These photos illustrate how active forest management can help improve the health of our forests, while protecting our communities from the impacts of devastating wildfires.
Tom Partin from the American Forest Resource Council shared these photos from the Telegraph Project on the Helena-Lewis and Clark National Forest in Montana, which anti-forestry groups have tried to stop through litigation. The project is near some existing homes next to the national forest’s boundary, and there are even some houses inside the forest boundary on lands that are patented mining claims. Part of the purpose for this project has been to reduce wildfire risk in the ever-expanding Wildland-Urban Interface (WUI).
This area is overgrown with lodgepole pine, with some Douglas-fir. The lodgepole was decimated by the mountain pine beetle starting back around 2010. It’s estimated that 80 to 90 percent of the lodgepole trees were killed during the infestation, and what is left is a sea of grey standing and down lodgepole with some Douglas-fir intermixed.
The National Forest is harvesting the lodgepole to recover the value of the dying and dead trees, as well as to reduce the fuels loading in order to protect homes in the WUI. Wood harvested from the project is utilized to support local jobs and manufacturing. We think you’ll agree the before and after pictures on these units are just stunning.
This sale and many others just like it on Montana’s national forests are the types being litigated, but desperately need to move forward to restore the health of these forests and communities.
This photo shows a thinned stand in the WUI. A mobile home can be seen on the left side of photo with unit on right side.

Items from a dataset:
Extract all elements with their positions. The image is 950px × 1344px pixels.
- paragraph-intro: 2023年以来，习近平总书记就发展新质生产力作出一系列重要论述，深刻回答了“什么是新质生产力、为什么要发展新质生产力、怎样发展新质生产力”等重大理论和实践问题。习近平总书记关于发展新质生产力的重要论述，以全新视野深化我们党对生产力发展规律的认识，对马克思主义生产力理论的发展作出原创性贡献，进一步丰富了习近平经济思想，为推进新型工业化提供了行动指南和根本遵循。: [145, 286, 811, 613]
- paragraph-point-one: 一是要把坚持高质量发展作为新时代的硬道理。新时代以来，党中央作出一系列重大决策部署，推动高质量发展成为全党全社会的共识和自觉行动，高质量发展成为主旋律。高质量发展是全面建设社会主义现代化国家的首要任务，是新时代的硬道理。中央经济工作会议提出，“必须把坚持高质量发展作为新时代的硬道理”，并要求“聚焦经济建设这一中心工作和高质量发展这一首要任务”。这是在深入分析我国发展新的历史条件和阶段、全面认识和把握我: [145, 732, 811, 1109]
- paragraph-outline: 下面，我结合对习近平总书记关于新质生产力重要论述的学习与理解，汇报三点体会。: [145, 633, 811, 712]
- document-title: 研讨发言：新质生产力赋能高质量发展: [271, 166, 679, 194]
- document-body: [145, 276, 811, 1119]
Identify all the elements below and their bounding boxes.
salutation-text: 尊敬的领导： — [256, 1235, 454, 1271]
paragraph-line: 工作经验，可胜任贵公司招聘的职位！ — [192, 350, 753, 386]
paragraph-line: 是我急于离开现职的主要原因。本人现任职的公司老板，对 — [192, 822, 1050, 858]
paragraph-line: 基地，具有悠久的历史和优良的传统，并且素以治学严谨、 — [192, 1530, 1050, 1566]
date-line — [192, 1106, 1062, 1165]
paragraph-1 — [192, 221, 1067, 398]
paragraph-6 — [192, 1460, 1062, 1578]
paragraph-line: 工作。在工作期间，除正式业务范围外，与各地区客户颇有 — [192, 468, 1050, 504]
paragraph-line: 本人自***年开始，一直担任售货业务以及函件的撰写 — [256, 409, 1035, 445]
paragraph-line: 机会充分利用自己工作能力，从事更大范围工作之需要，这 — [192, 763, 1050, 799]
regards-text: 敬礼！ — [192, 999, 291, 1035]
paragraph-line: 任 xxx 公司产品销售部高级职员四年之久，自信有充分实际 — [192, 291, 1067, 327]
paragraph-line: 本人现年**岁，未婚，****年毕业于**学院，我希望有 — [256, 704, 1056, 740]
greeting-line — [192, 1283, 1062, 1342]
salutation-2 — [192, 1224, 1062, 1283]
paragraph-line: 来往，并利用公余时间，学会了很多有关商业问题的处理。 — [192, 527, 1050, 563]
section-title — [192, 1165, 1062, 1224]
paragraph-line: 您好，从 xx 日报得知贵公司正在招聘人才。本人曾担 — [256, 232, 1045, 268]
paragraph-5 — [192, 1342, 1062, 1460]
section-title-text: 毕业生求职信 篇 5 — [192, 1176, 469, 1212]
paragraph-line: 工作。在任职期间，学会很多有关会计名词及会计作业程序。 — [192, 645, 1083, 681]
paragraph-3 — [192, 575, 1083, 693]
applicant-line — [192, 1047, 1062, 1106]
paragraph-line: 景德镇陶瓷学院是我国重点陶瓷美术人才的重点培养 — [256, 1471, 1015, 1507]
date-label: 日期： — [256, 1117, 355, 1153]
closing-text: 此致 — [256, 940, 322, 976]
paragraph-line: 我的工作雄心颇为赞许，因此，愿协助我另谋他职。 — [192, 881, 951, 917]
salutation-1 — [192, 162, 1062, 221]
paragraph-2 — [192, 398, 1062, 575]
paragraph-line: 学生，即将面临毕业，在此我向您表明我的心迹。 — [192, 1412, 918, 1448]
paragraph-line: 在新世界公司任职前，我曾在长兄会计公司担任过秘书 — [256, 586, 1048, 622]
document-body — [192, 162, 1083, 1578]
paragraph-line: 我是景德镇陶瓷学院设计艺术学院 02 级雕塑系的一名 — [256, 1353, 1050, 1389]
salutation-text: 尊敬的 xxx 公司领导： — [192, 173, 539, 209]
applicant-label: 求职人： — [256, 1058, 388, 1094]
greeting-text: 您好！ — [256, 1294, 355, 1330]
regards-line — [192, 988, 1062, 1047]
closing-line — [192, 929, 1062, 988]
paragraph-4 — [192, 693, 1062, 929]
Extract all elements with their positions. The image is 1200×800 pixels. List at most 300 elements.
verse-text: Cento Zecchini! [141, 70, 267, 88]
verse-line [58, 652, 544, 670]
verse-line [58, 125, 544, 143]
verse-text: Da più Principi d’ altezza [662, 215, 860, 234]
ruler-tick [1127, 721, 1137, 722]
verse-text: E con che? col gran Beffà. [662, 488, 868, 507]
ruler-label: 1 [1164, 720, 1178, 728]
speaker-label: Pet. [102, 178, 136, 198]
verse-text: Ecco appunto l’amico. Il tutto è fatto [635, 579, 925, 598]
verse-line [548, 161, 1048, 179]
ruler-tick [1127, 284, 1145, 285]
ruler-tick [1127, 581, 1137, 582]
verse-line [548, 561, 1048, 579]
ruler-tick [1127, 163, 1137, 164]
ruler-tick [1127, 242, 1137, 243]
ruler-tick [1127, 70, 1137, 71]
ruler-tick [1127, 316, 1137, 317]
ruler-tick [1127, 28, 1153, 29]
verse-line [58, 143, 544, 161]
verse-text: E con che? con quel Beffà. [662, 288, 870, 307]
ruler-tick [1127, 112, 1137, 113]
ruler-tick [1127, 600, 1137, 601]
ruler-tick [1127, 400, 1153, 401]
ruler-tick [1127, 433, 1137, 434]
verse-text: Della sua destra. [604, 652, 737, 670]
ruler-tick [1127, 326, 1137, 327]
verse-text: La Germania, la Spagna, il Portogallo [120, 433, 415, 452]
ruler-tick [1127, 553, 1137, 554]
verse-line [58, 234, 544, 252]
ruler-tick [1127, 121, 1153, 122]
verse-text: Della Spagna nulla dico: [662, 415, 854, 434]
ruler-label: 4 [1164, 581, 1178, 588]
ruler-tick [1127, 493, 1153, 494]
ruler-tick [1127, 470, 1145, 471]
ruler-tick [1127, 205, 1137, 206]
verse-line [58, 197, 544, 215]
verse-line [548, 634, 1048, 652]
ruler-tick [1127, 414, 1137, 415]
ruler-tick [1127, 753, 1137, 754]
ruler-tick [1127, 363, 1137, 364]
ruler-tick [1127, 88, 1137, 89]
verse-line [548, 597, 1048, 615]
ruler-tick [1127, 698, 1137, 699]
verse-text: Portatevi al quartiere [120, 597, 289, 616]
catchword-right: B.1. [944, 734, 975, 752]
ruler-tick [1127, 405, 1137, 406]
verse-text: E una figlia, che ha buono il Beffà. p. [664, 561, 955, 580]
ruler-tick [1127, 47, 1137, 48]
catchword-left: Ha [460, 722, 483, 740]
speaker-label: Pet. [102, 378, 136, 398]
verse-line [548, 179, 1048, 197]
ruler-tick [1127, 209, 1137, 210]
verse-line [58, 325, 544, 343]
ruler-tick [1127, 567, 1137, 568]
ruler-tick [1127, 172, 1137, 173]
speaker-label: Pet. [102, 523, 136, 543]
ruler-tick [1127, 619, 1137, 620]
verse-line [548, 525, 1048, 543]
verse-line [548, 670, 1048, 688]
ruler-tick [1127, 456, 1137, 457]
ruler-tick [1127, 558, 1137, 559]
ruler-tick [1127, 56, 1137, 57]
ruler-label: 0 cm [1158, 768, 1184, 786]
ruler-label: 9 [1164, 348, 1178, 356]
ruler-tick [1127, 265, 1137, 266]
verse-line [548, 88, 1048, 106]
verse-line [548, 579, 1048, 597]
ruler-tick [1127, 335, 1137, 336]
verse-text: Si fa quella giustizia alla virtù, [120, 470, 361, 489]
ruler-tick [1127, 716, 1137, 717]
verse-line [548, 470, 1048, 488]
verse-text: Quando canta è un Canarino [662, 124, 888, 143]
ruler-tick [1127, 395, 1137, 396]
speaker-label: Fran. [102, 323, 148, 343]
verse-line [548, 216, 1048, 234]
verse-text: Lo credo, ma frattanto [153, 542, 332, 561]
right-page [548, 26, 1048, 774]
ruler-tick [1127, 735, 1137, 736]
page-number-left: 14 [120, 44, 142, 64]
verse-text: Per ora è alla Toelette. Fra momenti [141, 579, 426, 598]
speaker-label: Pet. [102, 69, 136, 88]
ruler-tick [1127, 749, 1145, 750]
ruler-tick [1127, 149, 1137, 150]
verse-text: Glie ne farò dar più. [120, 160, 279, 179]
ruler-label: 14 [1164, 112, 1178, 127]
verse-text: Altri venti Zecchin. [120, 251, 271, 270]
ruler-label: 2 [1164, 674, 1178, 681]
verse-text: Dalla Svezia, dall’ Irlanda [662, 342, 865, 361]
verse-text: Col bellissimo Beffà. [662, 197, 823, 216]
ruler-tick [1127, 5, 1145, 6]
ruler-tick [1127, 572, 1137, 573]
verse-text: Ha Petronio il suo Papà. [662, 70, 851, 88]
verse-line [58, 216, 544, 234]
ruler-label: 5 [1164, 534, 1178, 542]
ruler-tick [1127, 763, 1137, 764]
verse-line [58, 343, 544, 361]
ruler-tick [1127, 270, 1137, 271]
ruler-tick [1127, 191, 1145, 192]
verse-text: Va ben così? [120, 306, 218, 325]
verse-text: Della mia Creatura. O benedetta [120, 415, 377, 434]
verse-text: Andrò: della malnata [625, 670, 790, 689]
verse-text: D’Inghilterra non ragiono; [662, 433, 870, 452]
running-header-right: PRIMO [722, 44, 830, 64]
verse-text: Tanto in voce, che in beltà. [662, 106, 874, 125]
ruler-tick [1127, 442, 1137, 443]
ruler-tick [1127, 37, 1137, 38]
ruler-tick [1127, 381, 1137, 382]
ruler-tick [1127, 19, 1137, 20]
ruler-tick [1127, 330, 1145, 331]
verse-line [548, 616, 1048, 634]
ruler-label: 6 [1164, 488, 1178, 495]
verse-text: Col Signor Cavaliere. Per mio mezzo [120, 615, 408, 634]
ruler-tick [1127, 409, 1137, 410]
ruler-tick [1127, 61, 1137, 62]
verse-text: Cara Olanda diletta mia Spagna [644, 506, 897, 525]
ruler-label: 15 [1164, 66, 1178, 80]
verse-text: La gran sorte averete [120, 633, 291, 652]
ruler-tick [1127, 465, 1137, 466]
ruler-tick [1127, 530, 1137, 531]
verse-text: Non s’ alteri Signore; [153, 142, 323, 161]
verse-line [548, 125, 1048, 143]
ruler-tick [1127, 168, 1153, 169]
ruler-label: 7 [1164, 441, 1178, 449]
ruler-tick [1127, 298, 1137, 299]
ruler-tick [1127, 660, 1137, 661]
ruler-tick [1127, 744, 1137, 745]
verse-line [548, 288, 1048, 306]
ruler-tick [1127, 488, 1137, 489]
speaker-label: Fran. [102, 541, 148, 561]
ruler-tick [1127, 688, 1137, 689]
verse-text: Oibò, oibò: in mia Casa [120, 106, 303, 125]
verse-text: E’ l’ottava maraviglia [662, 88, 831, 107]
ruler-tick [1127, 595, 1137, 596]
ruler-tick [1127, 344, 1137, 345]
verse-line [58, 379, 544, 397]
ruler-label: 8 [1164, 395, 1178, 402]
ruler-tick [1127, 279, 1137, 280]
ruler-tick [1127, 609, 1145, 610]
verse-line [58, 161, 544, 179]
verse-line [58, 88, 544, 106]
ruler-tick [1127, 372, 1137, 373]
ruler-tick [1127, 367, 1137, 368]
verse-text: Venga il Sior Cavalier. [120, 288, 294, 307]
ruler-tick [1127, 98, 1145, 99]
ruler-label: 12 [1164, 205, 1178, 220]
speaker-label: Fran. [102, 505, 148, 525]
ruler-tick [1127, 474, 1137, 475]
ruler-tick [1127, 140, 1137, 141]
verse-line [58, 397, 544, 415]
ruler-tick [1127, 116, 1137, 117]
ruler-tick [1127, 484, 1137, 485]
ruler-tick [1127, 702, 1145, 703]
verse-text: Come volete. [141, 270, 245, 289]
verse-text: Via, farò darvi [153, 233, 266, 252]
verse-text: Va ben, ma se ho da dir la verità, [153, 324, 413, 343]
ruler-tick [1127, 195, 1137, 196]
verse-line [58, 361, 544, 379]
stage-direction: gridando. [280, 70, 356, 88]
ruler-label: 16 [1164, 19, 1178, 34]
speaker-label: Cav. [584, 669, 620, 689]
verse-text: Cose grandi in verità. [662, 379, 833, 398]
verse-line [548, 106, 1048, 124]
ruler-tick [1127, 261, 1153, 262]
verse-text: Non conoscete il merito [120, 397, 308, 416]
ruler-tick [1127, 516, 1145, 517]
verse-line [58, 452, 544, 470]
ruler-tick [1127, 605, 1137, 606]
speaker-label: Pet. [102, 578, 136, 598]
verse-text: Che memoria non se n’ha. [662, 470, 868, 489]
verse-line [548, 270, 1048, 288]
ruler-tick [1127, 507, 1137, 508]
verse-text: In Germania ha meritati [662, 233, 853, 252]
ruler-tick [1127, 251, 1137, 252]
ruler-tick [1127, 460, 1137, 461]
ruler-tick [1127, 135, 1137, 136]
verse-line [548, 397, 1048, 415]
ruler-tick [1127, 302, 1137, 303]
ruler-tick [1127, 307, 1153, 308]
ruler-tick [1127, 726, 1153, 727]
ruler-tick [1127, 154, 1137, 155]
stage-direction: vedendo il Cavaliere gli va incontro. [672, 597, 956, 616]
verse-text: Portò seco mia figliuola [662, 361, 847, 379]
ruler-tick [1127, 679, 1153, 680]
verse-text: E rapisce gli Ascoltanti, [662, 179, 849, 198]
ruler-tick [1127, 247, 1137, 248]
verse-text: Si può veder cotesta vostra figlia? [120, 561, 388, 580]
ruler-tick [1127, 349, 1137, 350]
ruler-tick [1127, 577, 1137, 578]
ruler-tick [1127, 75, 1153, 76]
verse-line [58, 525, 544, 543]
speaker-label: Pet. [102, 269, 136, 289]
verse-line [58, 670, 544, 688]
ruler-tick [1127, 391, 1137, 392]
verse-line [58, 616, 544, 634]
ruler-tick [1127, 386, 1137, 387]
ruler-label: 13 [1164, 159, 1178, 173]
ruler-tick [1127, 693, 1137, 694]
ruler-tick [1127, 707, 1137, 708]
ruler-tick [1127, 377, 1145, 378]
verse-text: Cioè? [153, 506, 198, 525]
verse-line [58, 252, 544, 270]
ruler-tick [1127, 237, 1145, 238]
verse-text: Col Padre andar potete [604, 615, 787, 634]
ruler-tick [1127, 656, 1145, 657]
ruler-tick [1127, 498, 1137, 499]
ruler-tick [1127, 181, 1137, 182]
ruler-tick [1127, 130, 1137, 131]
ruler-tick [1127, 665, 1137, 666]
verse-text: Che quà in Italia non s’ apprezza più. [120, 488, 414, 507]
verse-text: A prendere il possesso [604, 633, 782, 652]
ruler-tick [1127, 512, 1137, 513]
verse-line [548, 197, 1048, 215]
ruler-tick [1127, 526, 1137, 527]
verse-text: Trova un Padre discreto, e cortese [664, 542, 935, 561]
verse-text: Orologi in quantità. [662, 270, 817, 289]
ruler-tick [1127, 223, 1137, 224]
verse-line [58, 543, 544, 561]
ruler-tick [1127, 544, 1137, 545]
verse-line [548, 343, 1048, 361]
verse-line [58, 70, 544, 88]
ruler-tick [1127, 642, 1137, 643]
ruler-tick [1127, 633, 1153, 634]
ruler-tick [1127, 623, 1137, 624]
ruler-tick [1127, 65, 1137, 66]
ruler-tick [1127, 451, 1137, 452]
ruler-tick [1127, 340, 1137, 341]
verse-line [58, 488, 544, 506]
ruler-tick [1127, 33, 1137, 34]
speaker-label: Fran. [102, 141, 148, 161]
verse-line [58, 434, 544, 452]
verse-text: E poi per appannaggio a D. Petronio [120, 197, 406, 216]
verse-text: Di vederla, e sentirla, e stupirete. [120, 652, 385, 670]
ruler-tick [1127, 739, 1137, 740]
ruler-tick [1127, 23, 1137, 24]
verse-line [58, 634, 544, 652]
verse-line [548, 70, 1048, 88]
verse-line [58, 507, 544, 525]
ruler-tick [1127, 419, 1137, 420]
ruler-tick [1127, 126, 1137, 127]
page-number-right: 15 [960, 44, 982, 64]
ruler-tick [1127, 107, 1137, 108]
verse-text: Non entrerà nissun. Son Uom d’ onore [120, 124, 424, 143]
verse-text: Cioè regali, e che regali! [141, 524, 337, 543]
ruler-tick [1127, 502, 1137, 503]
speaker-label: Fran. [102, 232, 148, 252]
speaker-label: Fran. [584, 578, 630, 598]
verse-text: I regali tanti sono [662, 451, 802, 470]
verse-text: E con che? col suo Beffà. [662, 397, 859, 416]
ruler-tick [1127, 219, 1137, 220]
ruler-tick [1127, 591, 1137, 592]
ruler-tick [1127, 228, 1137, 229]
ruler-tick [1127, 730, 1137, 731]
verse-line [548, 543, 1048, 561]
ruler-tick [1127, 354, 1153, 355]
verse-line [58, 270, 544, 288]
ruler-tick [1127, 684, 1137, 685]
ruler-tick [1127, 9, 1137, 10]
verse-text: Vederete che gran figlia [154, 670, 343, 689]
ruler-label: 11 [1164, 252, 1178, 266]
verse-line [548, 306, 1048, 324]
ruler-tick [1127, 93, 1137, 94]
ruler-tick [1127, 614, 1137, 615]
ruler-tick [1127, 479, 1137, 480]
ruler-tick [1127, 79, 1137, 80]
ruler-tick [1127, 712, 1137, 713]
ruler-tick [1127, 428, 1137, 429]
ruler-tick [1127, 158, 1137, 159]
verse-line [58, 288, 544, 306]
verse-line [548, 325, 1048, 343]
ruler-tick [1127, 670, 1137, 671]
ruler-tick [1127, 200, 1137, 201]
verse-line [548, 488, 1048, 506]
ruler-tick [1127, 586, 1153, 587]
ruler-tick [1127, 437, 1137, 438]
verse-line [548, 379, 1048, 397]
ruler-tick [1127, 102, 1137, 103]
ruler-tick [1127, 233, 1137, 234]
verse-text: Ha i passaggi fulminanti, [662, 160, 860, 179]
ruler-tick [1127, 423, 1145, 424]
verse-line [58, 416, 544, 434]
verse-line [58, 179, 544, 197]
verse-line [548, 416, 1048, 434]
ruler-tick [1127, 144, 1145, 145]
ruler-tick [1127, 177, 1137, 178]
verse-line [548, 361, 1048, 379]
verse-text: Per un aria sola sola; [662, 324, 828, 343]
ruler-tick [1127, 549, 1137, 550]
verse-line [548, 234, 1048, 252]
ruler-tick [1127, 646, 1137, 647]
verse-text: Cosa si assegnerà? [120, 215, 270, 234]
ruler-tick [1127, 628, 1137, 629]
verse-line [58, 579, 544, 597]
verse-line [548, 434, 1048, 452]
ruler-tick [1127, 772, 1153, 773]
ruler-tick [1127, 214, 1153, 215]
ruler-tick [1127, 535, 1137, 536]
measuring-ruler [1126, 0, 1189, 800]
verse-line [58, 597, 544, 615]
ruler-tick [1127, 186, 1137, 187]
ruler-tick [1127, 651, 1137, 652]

## REQUIRED ACTIONS
1. In the Telegraph Project passage, what share of the lodgepole trees is estimated to have been killed during the infestation?
2. Quote the Telegraph Project passage from "These photos illustrate" to "of devastating wildfires.".
3. Decide whether each statement agrees with the Telegraph Project passage: (a) the project is on the Helena-Lewis and Clark National Forest in Montana; (b) the mountain pine beetle began decimating the lodgepole around 2000; (c) in the photo of the thinned stand, a mobile home appears on the right side. Answer yes or no for each, quoting the words that decide it.
None of the material is needed here.

## RESULTS FOR THE EXERCISE
1. 80 to 90 percent.

2.
These photos illustrate how active forest management can help improve the health of our forests, while protecting our communities from the impacts of devastating wildfires.

3.
(a) Yes: "the Telegraph Project on the Helena-Lewis and Clark National Forest in Montana"
(b) No: "The lodgepole was decimated by the mountain pine beetle starting back around 2010."
(c) No: "A mobile home can be seen on the left side of photo with unit on right side."